-- BEGIN PASSAGE --

# Boxing day sales?



## Chrisphungg (Oct 8, 2012)

Does anyone know of any boxing day sales on any fish stores? I'm looking to buy a tank from a store and was wondering if any pet stores you know may be holding boxing day sales.


----------



## hp10BII (Apr 23, 2010)

Most of the sponsors on the forum should have boxing day/days/weeks. Most will announce that there will be a sale, but pricing discounts aren't posted until the sale starts. You may find that sales on tanks, other than your betta bowls and specialty tanks are scarce...there's not much margin on tanks. Best one I remembered when Big Al's store front was still here were Perfecto 75 gallon tanks on sale for something like $69, but that's like 7 years ago or so.


----------



## sunshine_1965 (Aug 16, 2011)

I believe IPU has one every year. They have 2 locations 1 in Burnaby and 1 in Richmond.


----------



## CRS Fan (Apr 21, 2010)

-- END PASSAGE --

_PROMPT A_
List the usernames that appear in the post headers of the boxing day sales thread.
_PROMPT B_
Pick up the boxing day sales thread from where it stops.

-- BEGIN MATERIAL --

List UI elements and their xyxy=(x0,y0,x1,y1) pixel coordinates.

-- END MATERIAL --

_RIGHT ANSWER A_
Chrisphungg, hp10BII, sunshine_1965, CRS Fan

_RIGHT ANSWER B_
I usually make it out to J&L's on Boxing Day as they are the easiest for me to access on that day.

Best Regards,

Stuart


----------



## monkE (Aug 4, 2010)

ipu did have a week long sale last year... under new ownership now so who knows


----------



## Wretch (Oct 6, 2012)

In the market for a tank and some other equipment for my new saltwater setup. I noticed JL has posted online they have a sale on the 26th 8am to 5pm in store and online. Does king Ed usually have a sale?


----------



## jkhcjris (Jun 1, 2010)

King Ed usually has a week or longer Boxing day sale.


----------



## guppygeorge (Sep 6, 2010)

jkhcjris said:


> King Ed usually has a week or longer Boxing day sale.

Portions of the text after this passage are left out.